Packages that record a build-time reference are package bugs, and not a normal, tracked dependency. Are you trying to suggest that the cache entry needs to be package-bug aware?
I think I'm saying that these LinkingTo bugs are the same in spirit to "build-time reference" bugs. That is, if a package is built against version x, but runs against version y, bad things might happen.
Taking a build-time dependency on another package's R functions implicitly ties you to the internals of that package, so I think I agree it's an issue to be fixed by the package author (it's somehow more egregious that the LinkingTo issues). But I think the mitigation for such issues, if we couldn't rely on the package author to resolve them, would be the same -- include the build-time dependencies in the hash.
Returning to LinkingTo, renv could incorporate linking information when building the cache key. What would need to change for renv to have enough information to address the problem exposed by my example?
IMHO, packages should include a mini-lockfile of the packages that were available at install time, and include those in the package installation somewhere. So you could do something like:
getPackageBuildInfo("dplyr")
and learn about what packages were actually available and used at build time for each of Depends / Imports / Suggests / LinkingTo.
If renv
is the only one responsible for installing packages (as it might be in deployment scenarios) then we could possibly handle this; e.g. by writing out a "lockfile" after installing a package, declaring what packages + what versions were available at build time. But we'd have to make sure that whatever renv
does is congruent with what happens in PPM, and note that users installing binaries from CRAN won't benefit from these changes.
On the LinkingTo question: base-R should eventually record "built-with" information - maybe in the DESCRIPTION, maybe elsewhere. I agree.
In the meantime, we could have most tools (renv, pak, PM, etc) produce this information, yes? Maybe the presence of this additional metadata means that package installers (renv, pak, etc) can make more informed decisions when choosing to use package binaries.
After discussion with @hadley I think we landed here:
Tools like renv / pak / PM should include some metadata in the installed package, listing details about the build environment (including packages that were available at build time). Ideally, this would be pak's responsibility, but since PM would have to write this out for binaries as well we'd want to make sure we agree on a common format.
renv
could then include that metadata in its hash computation; perhaps via a toggle that's only turned on for deployments?
In this world, renv would continue (by default) only doing its plain single-package DESCRIPTION hashing, but could be opted-in to an extended hash using other information provided by the installed package. For Connect, this would make sense since Connect has control over how packages are installed and so could require that this metadata be produced when packages are built.
Does this sound like a reasonable way forward @hadley / @aronatkins?
There are different problems dependent on how renv obtains the package installation.

==============================

**Instructions:**
a. Say whether each statement agrees with the renv discussion above, answering yes or no and quoting the words that decide it. (i) Users installing binaries from CRAN would benefit from renv writing out a lockfile after installing a package. (ii) By default, renv would keep doing only its plain single-package DESCRIPTION hashing. (iii) Packages that record a build-time reference count as a normal, tracked dependency.
b. Write out the renv discussion from "On the LinkingTo" up to and including "a common format.", word for word.

==============================

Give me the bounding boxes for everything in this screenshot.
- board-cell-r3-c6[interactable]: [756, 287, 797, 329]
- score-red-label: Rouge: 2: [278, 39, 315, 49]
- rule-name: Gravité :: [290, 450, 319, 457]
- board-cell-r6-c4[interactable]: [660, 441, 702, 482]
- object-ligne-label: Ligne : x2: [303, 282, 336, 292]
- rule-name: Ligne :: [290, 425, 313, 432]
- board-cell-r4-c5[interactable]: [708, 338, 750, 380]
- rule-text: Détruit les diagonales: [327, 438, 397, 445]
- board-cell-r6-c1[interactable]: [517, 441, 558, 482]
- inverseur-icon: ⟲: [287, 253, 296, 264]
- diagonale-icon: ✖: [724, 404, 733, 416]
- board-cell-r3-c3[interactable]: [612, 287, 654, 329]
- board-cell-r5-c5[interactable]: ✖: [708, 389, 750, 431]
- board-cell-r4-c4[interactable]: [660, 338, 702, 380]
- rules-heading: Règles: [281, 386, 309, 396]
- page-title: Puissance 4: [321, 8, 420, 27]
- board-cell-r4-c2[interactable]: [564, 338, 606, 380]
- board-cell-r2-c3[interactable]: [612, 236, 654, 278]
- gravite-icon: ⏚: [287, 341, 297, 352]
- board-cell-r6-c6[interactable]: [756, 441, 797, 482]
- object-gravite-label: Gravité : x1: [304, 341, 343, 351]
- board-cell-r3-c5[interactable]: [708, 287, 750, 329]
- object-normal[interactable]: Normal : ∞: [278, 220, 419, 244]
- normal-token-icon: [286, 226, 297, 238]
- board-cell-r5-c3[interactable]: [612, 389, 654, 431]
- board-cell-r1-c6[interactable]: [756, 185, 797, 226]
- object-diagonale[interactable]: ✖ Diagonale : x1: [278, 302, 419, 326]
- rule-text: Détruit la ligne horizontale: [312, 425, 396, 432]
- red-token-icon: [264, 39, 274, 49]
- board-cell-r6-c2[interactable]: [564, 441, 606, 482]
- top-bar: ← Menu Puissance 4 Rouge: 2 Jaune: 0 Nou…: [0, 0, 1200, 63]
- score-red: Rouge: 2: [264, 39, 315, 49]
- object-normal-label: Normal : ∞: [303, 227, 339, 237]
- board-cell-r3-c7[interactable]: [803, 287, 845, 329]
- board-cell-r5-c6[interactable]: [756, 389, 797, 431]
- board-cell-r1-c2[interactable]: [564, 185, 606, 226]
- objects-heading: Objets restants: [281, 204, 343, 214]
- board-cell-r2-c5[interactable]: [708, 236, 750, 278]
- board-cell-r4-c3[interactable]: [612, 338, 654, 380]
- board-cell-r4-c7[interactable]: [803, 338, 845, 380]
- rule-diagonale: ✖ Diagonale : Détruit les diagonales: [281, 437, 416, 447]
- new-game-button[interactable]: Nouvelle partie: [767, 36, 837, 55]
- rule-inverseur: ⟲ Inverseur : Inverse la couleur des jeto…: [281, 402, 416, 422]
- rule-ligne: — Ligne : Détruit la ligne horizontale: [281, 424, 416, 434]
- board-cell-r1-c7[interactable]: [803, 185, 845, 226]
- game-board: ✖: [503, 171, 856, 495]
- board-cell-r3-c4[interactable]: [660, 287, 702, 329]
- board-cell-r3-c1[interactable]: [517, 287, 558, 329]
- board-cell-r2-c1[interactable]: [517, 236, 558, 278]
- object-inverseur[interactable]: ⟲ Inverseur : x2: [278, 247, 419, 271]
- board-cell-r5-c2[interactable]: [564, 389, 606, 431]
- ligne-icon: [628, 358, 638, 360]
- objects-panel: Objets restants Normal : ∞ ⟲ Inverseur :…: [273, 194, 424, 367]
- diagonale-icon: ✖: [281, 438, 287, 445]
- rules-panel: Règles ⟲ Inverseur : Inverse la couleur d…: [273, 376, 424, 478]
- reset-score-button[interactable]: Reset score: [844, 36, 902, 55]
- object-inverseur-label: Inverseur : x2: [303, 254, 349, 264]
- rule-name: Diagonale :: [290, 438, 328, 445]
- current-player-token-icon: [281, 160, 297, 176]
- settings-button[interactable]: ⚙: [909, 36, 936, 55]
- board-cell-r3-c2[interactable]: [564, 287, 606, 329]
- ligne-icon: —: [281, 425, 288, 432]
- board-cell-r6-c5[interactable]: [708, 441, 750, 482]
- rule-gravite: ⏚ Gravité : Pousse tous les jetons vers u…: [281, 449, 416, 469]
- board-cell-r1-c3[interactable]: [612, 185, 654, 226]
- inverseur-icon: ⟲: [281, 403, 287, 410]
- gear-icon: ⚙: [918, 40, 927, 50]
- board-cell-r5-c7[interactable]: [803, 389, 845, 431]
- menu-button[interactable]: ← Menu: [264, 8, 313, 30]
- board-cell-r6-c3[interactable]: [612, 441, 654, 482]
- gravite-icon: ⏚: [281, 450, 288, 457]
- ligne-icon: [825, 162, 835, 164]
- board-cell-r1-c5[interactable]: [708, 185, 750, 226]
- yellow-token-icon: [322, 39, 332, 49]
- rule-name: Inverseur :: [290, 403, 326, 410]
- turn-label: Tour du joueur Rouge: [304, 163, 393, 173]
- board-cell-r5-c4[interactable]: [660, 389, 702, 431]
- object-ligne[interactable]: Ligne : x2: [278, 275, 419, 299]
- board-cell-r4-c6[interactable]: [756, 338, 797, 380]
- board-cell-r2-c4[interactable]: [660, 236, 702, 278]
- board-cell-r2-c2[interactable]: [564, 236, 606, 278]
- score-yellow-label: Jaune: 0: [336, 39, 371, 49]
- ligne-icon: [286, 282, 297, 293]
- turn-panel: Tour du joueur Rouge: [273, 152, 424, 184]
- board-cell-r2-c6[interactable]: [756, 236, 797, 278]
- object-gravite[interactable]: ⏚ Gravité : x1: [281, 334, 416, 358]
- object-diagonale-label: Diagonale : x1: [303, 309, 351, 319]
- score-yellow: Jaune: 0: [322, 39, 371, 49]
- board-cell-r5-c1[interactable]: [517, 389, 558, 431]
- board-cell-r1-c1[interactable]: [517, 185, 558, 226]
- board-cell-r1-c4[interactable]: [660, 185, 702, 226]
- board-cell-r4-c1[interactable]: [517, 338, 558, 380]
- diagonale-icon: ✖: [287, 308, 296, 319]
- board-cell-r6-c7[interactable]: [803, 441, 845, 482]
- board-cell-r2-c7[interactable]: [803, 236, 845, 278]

==============================

**Answers by task:**
a.
(i) No: "note that users installing binaries from CRAN won't benefit from these changes."
(ii) Yes: "renv would continue (by default) only doing its plain single-package DESCRIPTION hashing"
(iii) No: "Packages that record a build-time reference are package bugs, and not a normal, tracked dependency."

b.
On the LinkingTo question: base-R should eventually record "built-with" information - maybe in the DESCRIPTION, maybe elsewhere. I agree.
In the meantime, we could have most tools (renv, pak, PM, etc) produce this information, yes? Maybe the presence of this additional metadata means that package installers (renv, pak, etc) can make more informed decisions when choosing to use package binaries.
After discussion with @hadley I think we landed here:
Tools like renv / pak / PM should include some metadata in the installed package, listing details about the build environment (including packages that were available at build time). Ideally, this would be pak's responsibility, but since PM would have to write this out for binaries as well we'd want to make sure we agree on a common format.